Records contained in a dataset
★ ★ ★
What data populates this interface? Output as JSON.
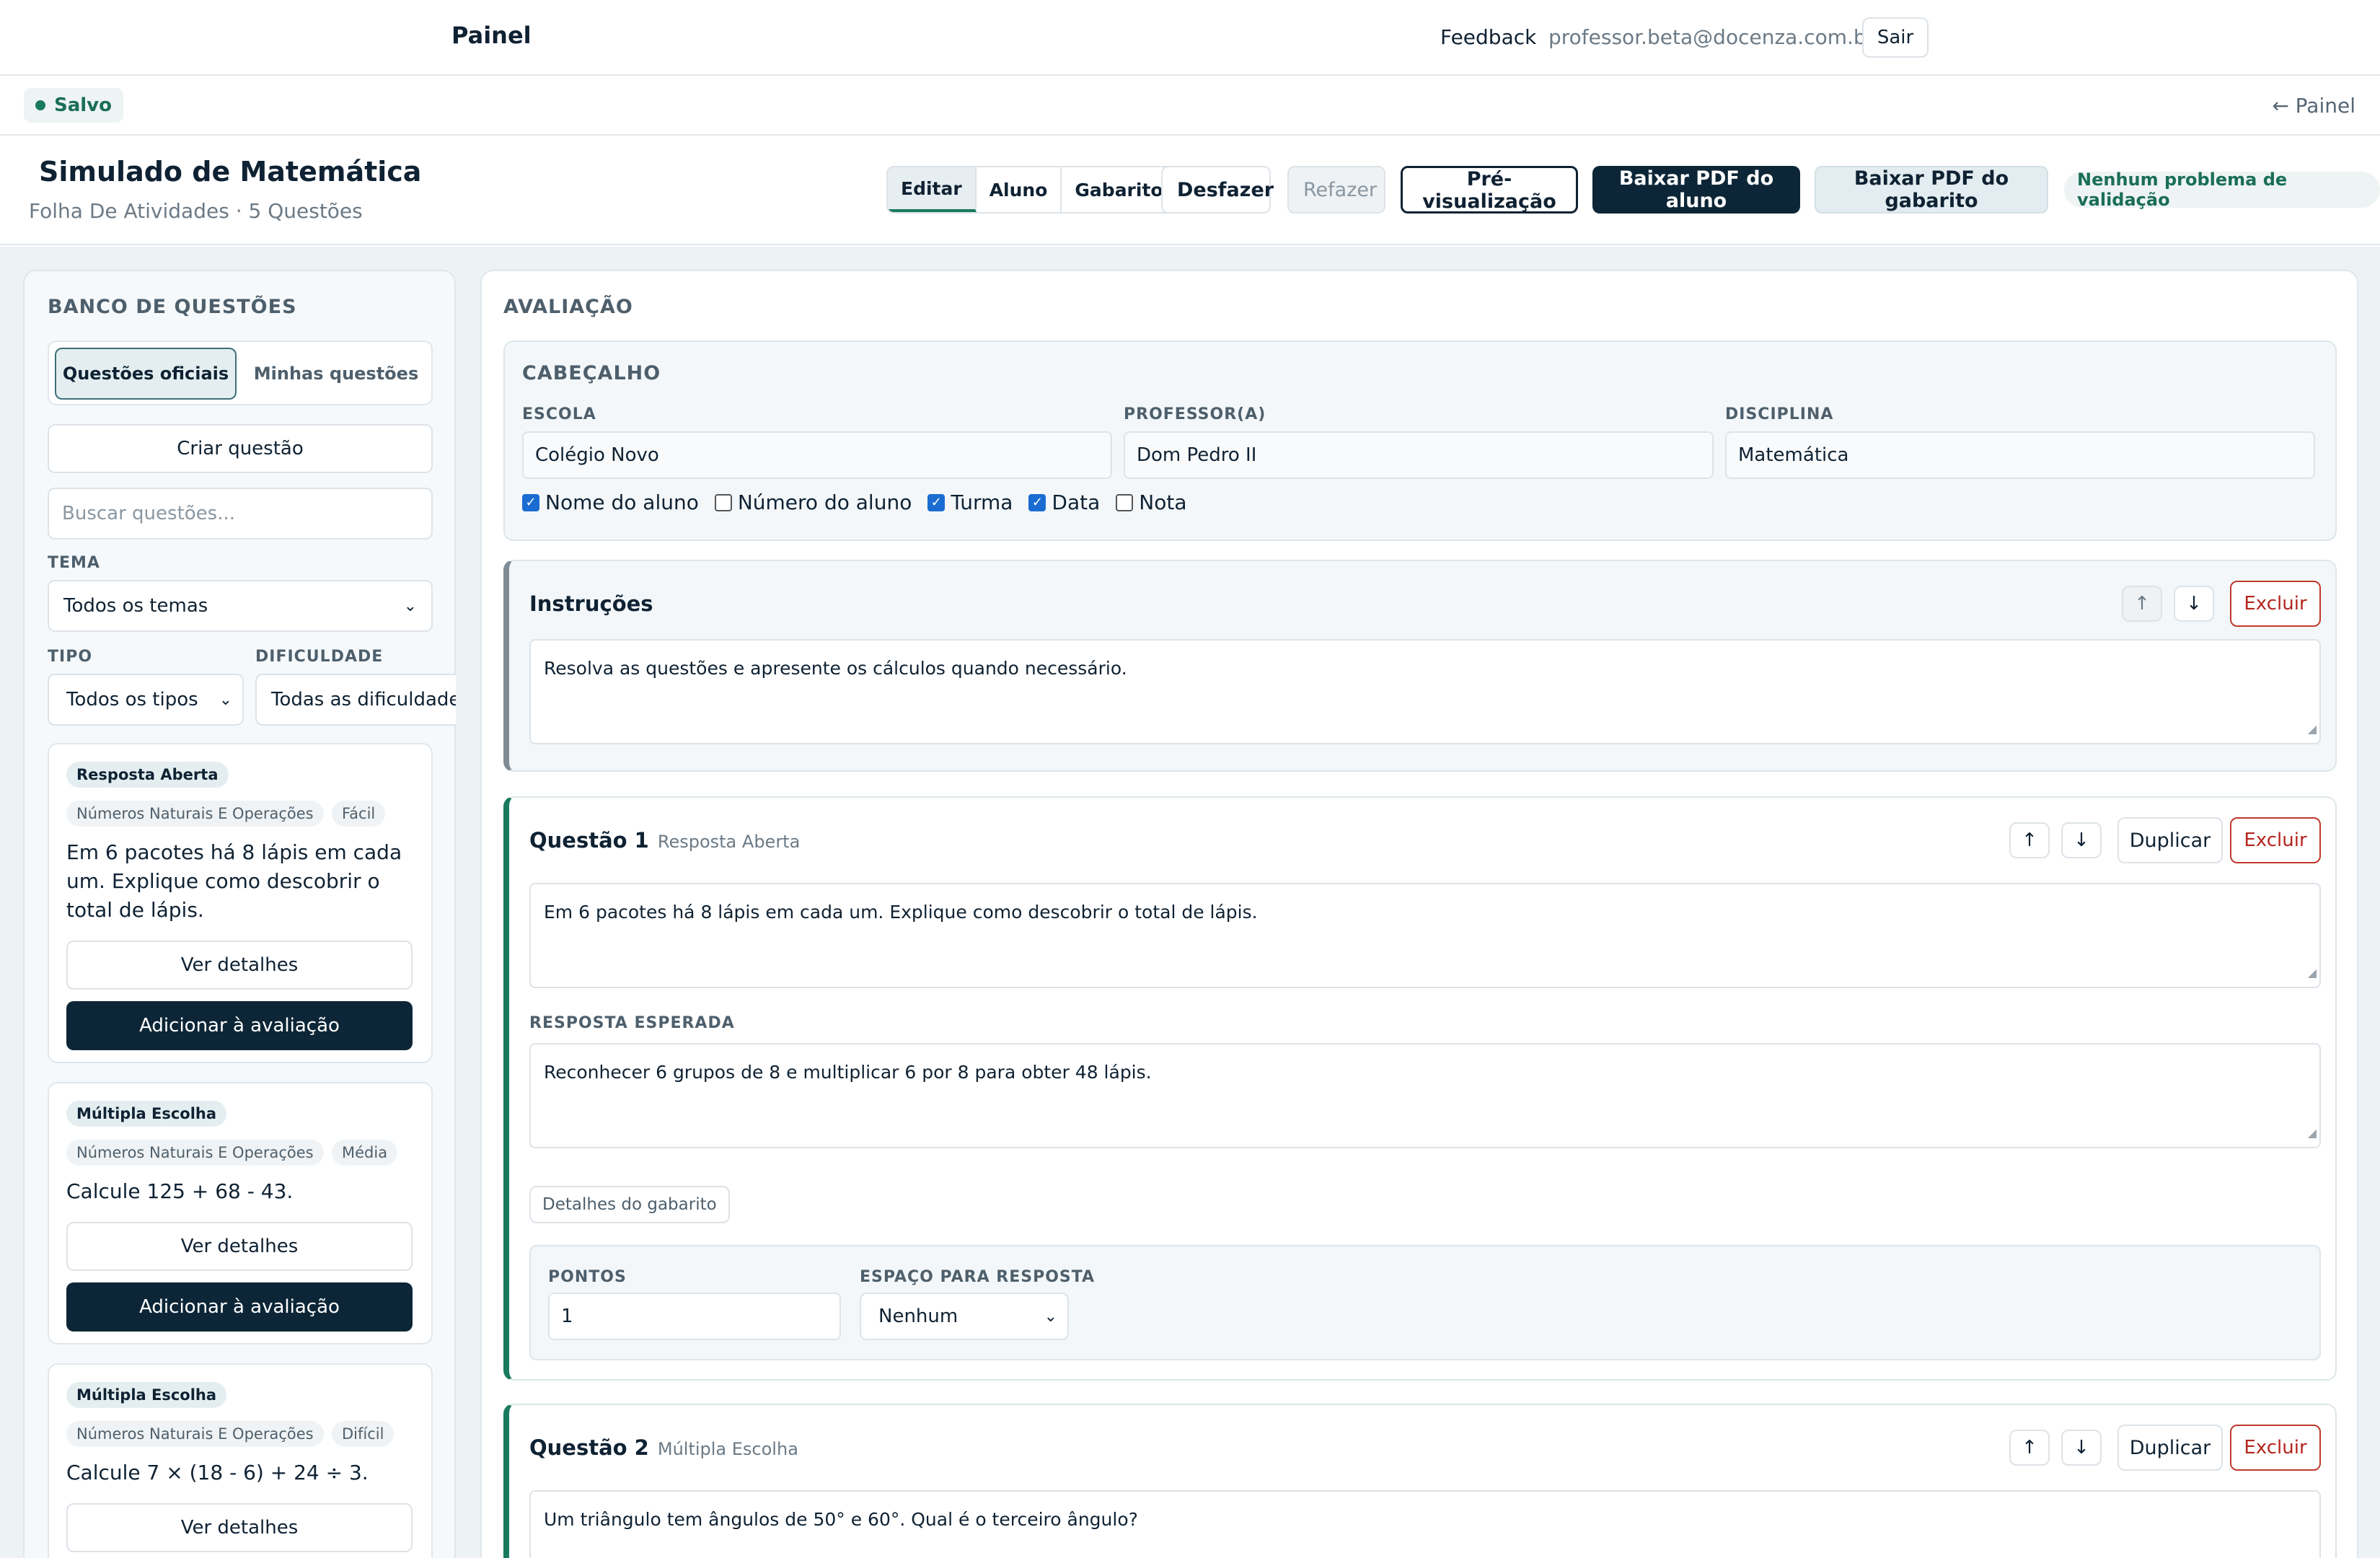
{
  "topnav": {
    "brand": "Painel",
    "feedback": "Feedback",
    "email": "professor.beta@docenza.com.br",
    "logout": "Sair"
  },
  "status": {
    "saved": "Salvo",
    "back": "← Painel"
  },
  "title": {
    "name": "Simulado de Matemática",
    "subtitle": "Folha De Atividades · 5 Questões",
    "modes": [
      "Editar",
      "Aluno",
      "Gabarito"
    ],
    "undo": "Desfazer",
    "redo": "Refazer",
    "preview": "Pré-visualização",
    "pdf_student": "Baixar PDF do aluno",
    "pdf_key": "Baixar PDF do gabarito",
    "validation": "Nenhum problema de validação"
  },
  "sidebar": {
    "heading": "BANCO DE QUESTÕES",
    "tabs": [
      "Questões oficiais",
      "Minhas questões"
    ],
    "create": "Criar questão",
    "search_placeholder": "Buscar questões...",
    "theme_label": "TEMA",
    "theme_value": "Todos os temas",
    "type_label": "TIPO",
    "type_value": "Todos os tipos",
    "difficulty_label": "DIFICULDADE",
    "difficulty_value": "Todas as dificuldades",
    "details_btn": "Ver detalhes",
    "add_btn": "Adicionar à avaliação",
    "cards": [
      {
        "type": "Resposta Aberta",
        "topic": "Números Naturais E Operações",
        "level": "Fácil",
        "text": "Em 6 pacotes há 8 lápis em cada um. Explique como descobrir o total de lápis."
      },
      {
        "type": "Múltipla Escolha",
        "topic": "Números Naturais E Operações",
        "level": "Média",
        "text": "Calcule 125 + 68 - 43."
      },
      {
        "type": "Múltipla Escolha",
        "topic": "Números Naturais E Operações",
        "level": "Difícil",
        "text": "Calcule 7 × (18 - 6) + 24 ÷ 3."
      }
    ]
  },
  "assessment": {
    "heading": "AVALIAÇÃO",
    "header": {
      "title": "CABEÇALHO",
      "school_label": "ESCOLA",
      "school": "Colégio Novo",
      "teacher_label": "PROFESSOR(A)",
      "teacher": "Dom Pedro II",
      "subject_label": "DISCIPLINA",
      "subject": "Matemática",
      "checks": [
        {
          "label": "Nome do aluno",
          "checked": true
        },
        {
          "label": "Número do aluno",
          "checked": false
        },
        {
          "label": "Turma",
          "checked": true
        },
        {
          "label": "Data",
          "checked": true
        },
        {
          "label": "Nota",
          "checked": false
        }
      ]
    },
    "instructions": {
      "title": "Instruções",
      "text": "Resolva as questões e apresente os cálculos quando necessário.",
      "delete": "Excluir"
    },
    "duplicate": "Duplicar",
    "delete": "Excluir",
    "q1": {
      "title": "Questão 1",
      "type": "Resposta Aberta",
      "text": "Em 6 pacotes há 8 lápis em cada um. Explique como descobrir o total de lápis.",
      "expected_label": "RESPOSTA ESPERADA",
      "expected": "Reconhecer 6 grupos de 8 e multiplicar 6 por 8 para obter 48 lápis.",
      "key_details": "Detalhes do gabarito",
      "points_label": "PONTOS",
      "points": "1",
      "space_label": "ESPAÇO PARA RESPOSTA",
      "space": "Nenhum"
    },
    "q2": {
      "title": "Questão 2",
      "type": "Múltipla Escolha",
      "text": "Um triângulo tem ângulos de 50° e 60°. Qual é o terceiro ângulo?"
    }
  },
  "icons": [
    "arrow-up-icon",
    "arrow-down-icon",
    "chevron-down-icon",
    "status-dot-icon"
  ],
  "colors": {
    "accent": "#1a7a5e",
    "dark": "#0d2637",
    "danger": "#b3261e"
  }
}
★ ★ ★
BRIEF: Without including any pictures, please restate all the records exactly.

FINAL RESULT:
What data populates this interface? Output as JSON.
{
  "topnav": {
    "brand": "Painel",
    "feedback": "Feedback",
    "email": "professor.beta@docenza.com.br",
    "logout": "Sair"
  },
  "status": {
    "saved": "Salvo",
    "back": "← Painel"
  },
  "title": {
    "name": "Simulado de Matemática",
    "subtitle": "Folha De Atividades · 5 Questões",
    "modes": [
      "Editar",
      "Aluno",
      "Gabarito"
    ],
    "undo": "Desfazer",
    "redo": "Refazer",
    "preview": "Pré-visualização",
    "pdf_student": "Baixar PDF do aluno",
    "pdf_key": "Baixar PDF do gabarito",
    "validation": "Nenhum problema de validação"
  },
  "sidebar": {
    "heading": "BANCO DE QUESTÕES",
    "tabs": [
      "Questões oficiais",
      "Minhas questões"
    ],
    "create": "Criar questão",
    "search_placeholder": "Buscar questões...",
    "theme_label": "TEMA",
    "theme_value": "Todos os temas",
    "type_label": "TIPO",
    "type_value": "Todos os tipos",
    "difficulty_label": "DIFICULDADE",
    "difficulty_value": "Todas as dificuldades",
    "details_btn": "Ver detalhes",
    "add_btn": "Adicionar à avaliação",
    "cards": [
      {
        "type": "Resposta Aberta",
        "topic": "Números Naturais E Operações",
        "level": "Fácil",
        "text": "Em 6 pacotes há 8 lápis em cada um. Explique como descobrir o total de lápis."
      },
      {
        "type": "Múltipla Escolha",
        "topic": "Números Naturais E Operações",
        "level": "Média",
        "text": "Calcule 125 + 68 - 43."
      },
      {
        "type": "Múltipla Escolha",
        "topic": "Números Naturais E Operações",
        "level": "Difícil",
        "text": "Calcule 7 × (18 - 6) + 24 ÷ 3."
      }
    ]
  },
  "assessment": {
    "heading": "AVALIAÇÃO",
    "header": {
      "title": "CABEÇALHO",
      "school_label": "ESCOLA",
      "school": "Colégio Novo",
      "teacher_label": "PROFESSOR(A)",
      "teacher": "Dom Pedro II",
      "subject_label": "DISCIPLINA",
      "subject": "Matemática",
      "checks": [
        {
          "label": "Nome do aluno",
          "checked": true
        },
        {
          "label": "Número do aluno",
          "checked": false
        },
        {
          "label": "Turma",
          "checked": true
        },
        {
          "label": "Data",
          "checked": true
        },
        {
          "label": "Nota",
          "checked": false
        }
      ]
    },
    "instructions": {
      "title": "Instruções",
      "text": "Resolva as questões e apresente os cálculos quando necessário.",
      "delete": "Excluir"
    },
    "duplicate": "Duplicar",
    "delete": "Excluir",
    "q1": {
      "title": "Questão 1",
      "type": "Resposta Aberta",
      "text": "Em 6 pacotes há 8 lápis em cada um. Explique como descobrir o total de lápis.",
      "expected_label": "RESPOSTA ESPERADA",
      "expected": "Reconhecer 6 grupos de 8 e multiplicar 6 por 8 para obter 48 lápis.",
      "key_details": "Detalhes do gabarito",
      "points_label": "PONTOS",
      "points": "1",
      "space_label": "ESPAÇO PARA RESPOSTA",
      "space": "Nenhum"
    },
    "q2": {
      "title": "Questão 2",
      "type": "Múltipla Escolha",
      "text": "Um triângulo tem ângulos de 50° e 60°. Qual é o terceiro ângulo?"
    }
  },
  "icons": [
    "arrow-up-icon",
    "arrow-down-icon",
    "chevron-down-icon",
    "status-dot-icon"
  ],
  "colors": {
    "accent": "#1a7a5e",
    "dark": "#0d2637",
    "danger": "#b3261e"
  }
}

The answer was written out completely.